Records to use:
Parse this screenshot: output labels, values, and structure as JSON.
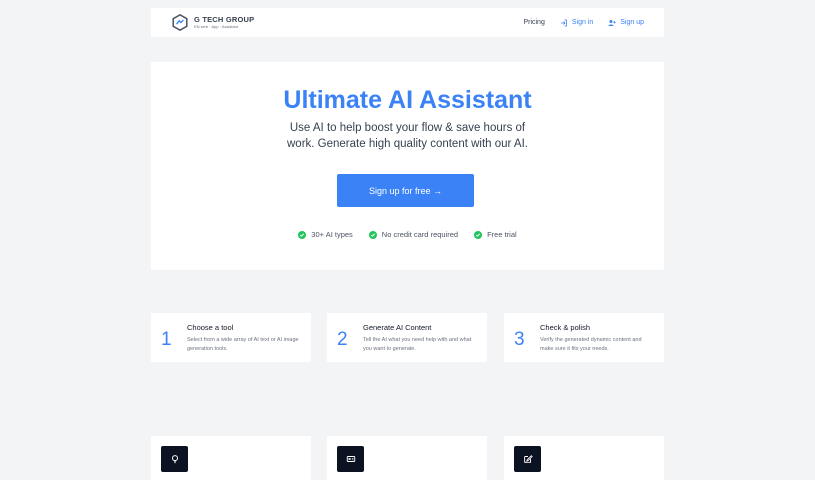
{
  "header": {
    "brand_name": "G TECH GROUP",
    "brand_tagline": "EN web · App · Assistant",
    "nav": {
      "pricing": "Pricing",
      "sign_in": "Sign in",
      "sign_up": "Sign up"
    }
  },
  "hero": {
    "title": "Ultimate AI Assistant",
    "subtitle_line1": "Use AI to help boost your flow & save hours of",
    "subtitle_line2": "work. Generate high quality content with our AI.",
    "cta_label": "Sign up for free →",
    "features": [
      "30+ AI types",
      "No credit card required",
      "Free trial"
    ]
  },
  "steps": [
    {
      "number": "1",
      "title": "Choose a tool",
      "desc": "Select from a wide array of AI text or AI image generation tools."
    },
    {
      "number": "2",
      "title": "Generate AI Content",
      "desc": "Tell the AI what you need help with and what you want to generate."
    },
    {
      "number": "3",
      "title": "Check & polish",
      "desc": "Verify the generated dynamic content and make sure it fits your needs."
    }
  ],
  "bottom_cards": [
    {
      "icon": "lightbulb-icon"
    },
    {
      "icon": "id-card-icon"
    },
    {
      "icon": "edit-icon"
    }
  ],
  "colors": {
    "accent": "#3b82f6",
    "success": "#22c55e",
    "background": "#f3f4f6",
    "icon_bg": "#0b1222"
  }
}
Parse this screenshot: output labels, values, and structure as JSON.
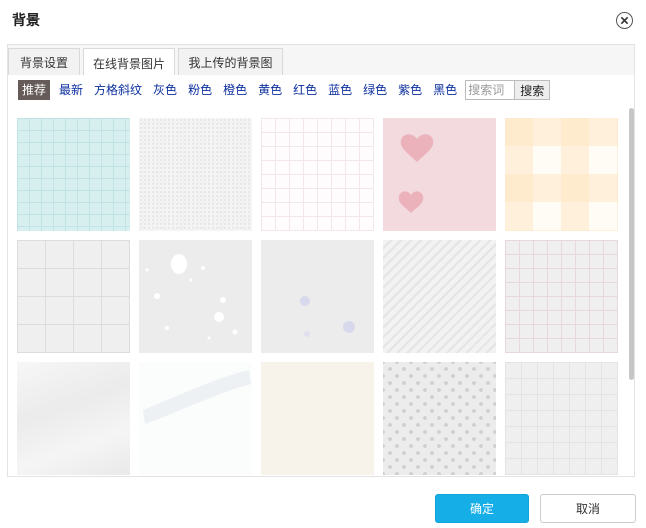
{
  "dialog": {
    "title": "背景",
    "ok_label": "确定",
    "cancel_label": "取消"
  },
  "tabs": [
    {
      "label": "背景设置",
      "active": false
    },
    {
      "label": "在线背景图片",
      "active": true
    },
    {
      "label": "我上传的背景图",
      "active": false
    }
  ],
  "filters": [
    {
      "label": "推荐",
      "active": true
    },
    {
      "label": "最新"
    },
    {
      "label": "方格斜纹"
    },
    {
      "label": "灰色"
    },
    {
      "label": "粉色"
    },
    {
      "label": "橙色"
    },
    {
      "label": "黄色"
    },
    {
      "label": "红色"
    },
    {
      "label": "蓝色"
    },
    {
      "label": "绿色"
    },
    {
      "label": "紫色"
    },
    {
      "label": "黑色"
    }
  ],
  "search": {
    "placeholder": "搜索词",
    "button_label": "搜索"
  },
  "colors": {
    "accent": "#16aee6",
    "filter_active_bg": "#655c59",
    "filter_link": "#0b2f9e"
  },
  "backgrounds": [
    {
      "pattern": "light-cyan-grid"
    },
    {
      "pattern": "white-paper-texture"
    },
    {
      "pattern": "faint-pink-grid"
    },
    {
      "pattern": "pink-hearts"
    },
    {
      "pattern": "peach-plaid"
    },
    {
      "pattern": "gray-dotted-grid"
    },
    {
      "pattern": "gray-splatter"
    },
    {
      "pattern": "gray-bubbles"
    },
    {
      "pattern": "gray-diagonal-stripes"
    },
    {
      "pattern": "gray-pink-grid"
    },
    {
      "pattern": "white-crumpled-paper"
    },
    {
      "pattern": "white-watercolor-stroke"
    },
    {
      "pattern": "cream-paper"
    },
    {
      "pattern": "gray-polka-dots"
    },
    {
      "pattern": "light-gray-grid"
    }
  ]
}
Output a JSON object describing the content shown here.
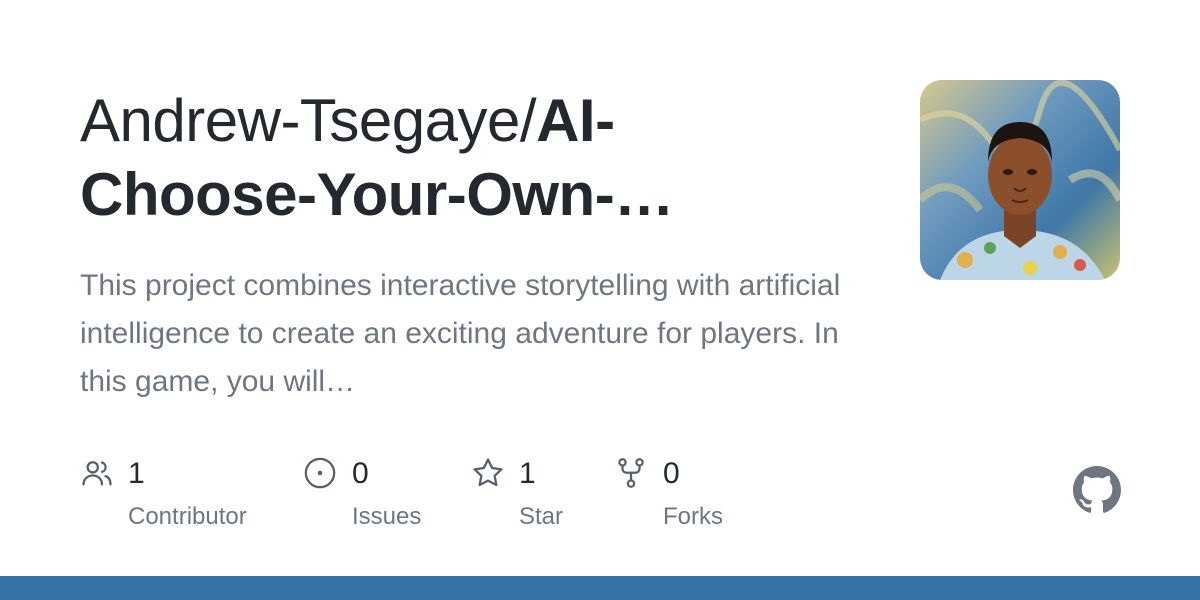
{
  "repo": {
    "owner_part": "Andrew-Tsegaye/",
    "name_line1": "AI-",
    "name_line2": "Choose-Your-Own-…",
    "description": "This project combines interactive storytelling with artificial intelligence to create an exciting adventure for players. In this game, you will…"
  },
  "stats": [
    {
      "icon": "people-icon",
      "count": "1",
      "label": "Contributor"
    },
    {
      "icon": "issue-opened-icon",
      "count": "0",
      "label": "Issues"
    },
    {
      "icon": "star-icon",
      "count": "1",
      "label": "Star"
    },
    {
      "icon": "repo-forked-icon",
      "count": "0",
      "label": "Forks"
    }
  ],
  "colors": {
    "title": "#24292f",
    "muted": "#6e7781",
    "icon": "#57606a",
    "logo": "#6e7781",
    "bar": "#3572A5"
  }
}
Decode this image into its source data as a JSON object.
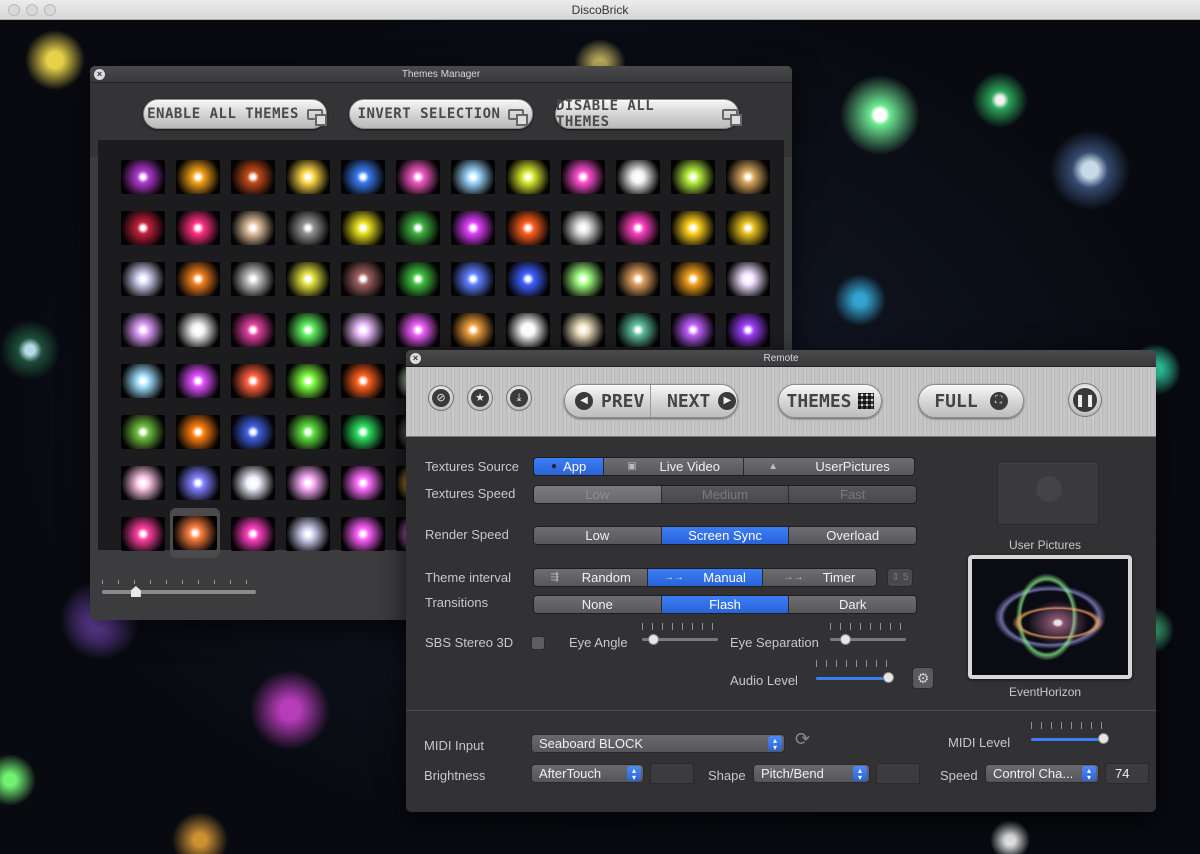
{
  "app": {
    "title": "DiscoBrick"
  },
  "themes_manager": {
    "title": "Themes Manager",
    "buttons": {
      "enable_all": "ENABLE ALL THEMES",
      "invert": "INVERT SELECTION",
      "disable_all": "DISABLE ALL THEMES"
    },
    "thumbnail_count": 96,
    "selected_index": 85,
    "zoom_level": 0.22,
    "thumb_colors": [
      "#b03ad0",
      "#f3a21b",
      "#c24a1a",
      "#ffd84a",
      "#3b7cf0",
      "#f05ac0",
      "#9fd8ff",
      "#d8e830",
      "#ff4fd0",
      "#f2f2f2",
      "#b8f040",
      "#d8a860",
      "#c0203c",
      "#ff3080",
      "#e0c0a0",
      "#909090",
      "#e8e020",
      "#40b040",
      "#e040ff",
      "#ff6020",
      "#e0e0e0",
      "#ff40c0",
      "#ffd020",
      "#e8c020",
      "#d0d0f0",
      "#f08020",
      "#c0c0c0",
      "#e0e040",
      "#a06060",
      "#40c040",
      "#6080ff",
      "#4060ff",
      "#a0ff80",
      "#e0a060",
      "#f0a020",
      "#f0e0ff",
      "#e0a0ff",
      "#f0f0f0",
      "#e040a0",
      "#60f060",
      "#f0c0ff",
      "#f060ff",
      "#f0a040",
      "#ffffff",
      "#f0e0c0",
      "#60c0a0",
      "#c060ff",
      "#a040ff",
      "#a0e0ff",
      "#e050ff",
      "#ff6040",
      "#80ff40",
      "#ff6020",
      "#e0ffe0",
      "#c0c0ff",
      "#c0ff80",
      "#f0e060",
      "#a0a0ff",
      "#ffb0e0",
      "#d0d0a0",
      "#70c040",
      "#ff8010",
      "#4060e0",
      "#60e040",
      "#30e060",
      "#808080",
      "#f0f0f0",
      "#f0f0f0",
      "#ffffff",
      "#ff80ff",
      "#e0e0e0",
      "#d0d0d0",
      "#ffc8e8",
      "#8080ff",
      "#f0f0ff",
      "#ffb0ff",
      "#ff70ff",
      "#ffb040",
      "#f0e0ff",
      "#ff80c0",
      "#f0f0f0",
      "#ffffff",
      "#f0f0f0",
      "#e0e0e0",
      "#ff40a0",
      "#ff8040",
      "#ff40c0",
      "#d0d0f0",
      "#ff60ff",
      "#f080ff",
      "#ffffff",
      "#e0e0e0",
      "#ffffff",
      "#ffffff",
      "#ffffff",
      "#ffffff"
    ]
  },
  "remote": {
    "title": "Remote",
    "toolbar": {
      "prev": "PREV",
      "next": "NEXT",
      "themes": "THEMES",
      "full": "FULL"
    },
    "textures_source": {
      "label": "Textures Source",
      "options": [
        "App",
        "Live Video",
        "UserPictures"
      ],
      "selected": 0
    },
    "textures_speed": {
      "label": "Textures Speed",
      "options": [
        "Low",
        "Medium",
        "Fast"
      ],
      "selected": 0
    },
    "render_speed": {
      "label": "Render Speed",
      "options": [
        "Low",
        "Screen Sync",
        "Overload"
      ],
      "selected": 1
    },
    "theme_interval": {
      "label": "Theme interval",
      "options": [
        "Random",
        "Manual",
        "Timer"
      ],
      "selected": 1,
      "timer_value": "5"
    },
    "transitions": {
      "label": "Transitions",
      "options": [
        "None",
        "Flash",
        "Dark"
      ],
      "selected": 1
    },
    "sbs": {
      "label": "SBS Stereo 3D",
      "eye_angle": "Eye Angle",
      "eye_separation": "Eye Separation"
    },
    "audio_level": {
      "label": "Audio Level",
      "value": 0.95
    },
    "eye_angle_value": 0.15,
    "eye_separation_value": 0.2,
    "user_pictures_label": "User Pictures",
    "current_theme": "EventHorizon",
    "midi": {
      "input_label": "MIDI Input",
      "input_value": "Seaboard BLOCK",
      "level_label": "MIDI Level",
      "level_value": 0.95,
      "brightness_label": "Brightness",
      "brightness_value": "AfterTouch",
      "shape_label": "Shape",
      "shape_value": "Pitch/Bend",
      "speed_label": "Speed",
      "speed_value": "Control Cha...",
      "speed_number": "74"
    }
  }
}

What you need to do: Extract every line containing the string "gray" from the data above.

Problem solution:
      "pattern": "gray-dotted-grid"
      "pattern": "gray-splatter"
      "pattern": "gray-bubbles"
      "pattern": "gray-diagonal-stripes"
      "pattern": "gray-pink-grid"
      "pattern": "gray-polka-dots"
      "pattern": "light-gray-grid"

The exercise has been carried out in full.